### CHALLENGE
Print the listing in its entirety and exactly, leaving out images.

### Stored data
++++++++++++++++++++

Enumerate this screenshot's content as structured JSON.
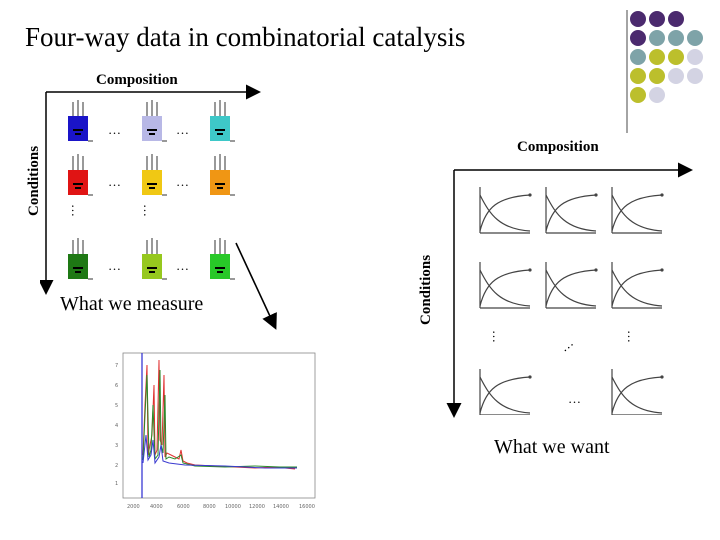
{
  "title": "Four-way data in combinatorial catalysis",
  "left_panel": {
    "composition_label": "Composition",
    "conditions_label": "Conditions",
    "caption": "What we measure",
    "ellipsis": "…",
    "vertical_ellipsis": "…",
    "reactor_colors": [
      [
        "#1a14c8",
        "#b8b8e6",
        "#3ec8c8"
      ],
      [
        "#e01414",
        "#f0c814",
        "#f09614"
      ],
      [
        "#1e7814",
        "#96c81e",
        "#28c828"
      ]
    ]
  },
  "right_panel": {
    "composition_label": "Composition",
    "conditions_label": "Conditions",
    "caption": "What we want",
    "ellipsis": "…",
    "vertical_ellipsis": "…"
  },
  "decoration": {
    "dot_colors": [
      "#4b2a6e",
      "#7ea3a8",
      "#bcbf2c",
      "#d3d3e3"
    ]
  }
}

++++++++++++++++++++

### ANSWER TO THE TASK
Enumerate this screenshot's content as structured JSON.
{
  "title": "Four-way data in combinatorial catalysis",
  "left_panel": {
    "composition_label": "Composition",
    "conditions_label": "Conditions",
    "caption": "What we measure",
    "ellipsis": "…",
    "vertical_ellipsis": "…",
    "reactor_colors": [
      [
        "#1a14c8",
        "#b8b8e6",
        "#3ec8c8"
      ],
      [
        "#e01414",
        "#f0c814",
        "#f09614"
      ],
      [
        "#1e7814",
        "#96c81e",
        "#28c828"
      ]
    ]
  },
  "right_panel": {
    "composition_label": "Composition",
    "conditions_label": "Conditions",
    "caption": "What we want",
    "ellipsis": "…",
    "vertical_ellipsis": "…"
  },
  "decoration": {
    "dot_colors": [
      "#4b2a6e",
      "#7ea3a8",
      "#bcbf2c",
      "#d3d3e3"
    ]
  }
}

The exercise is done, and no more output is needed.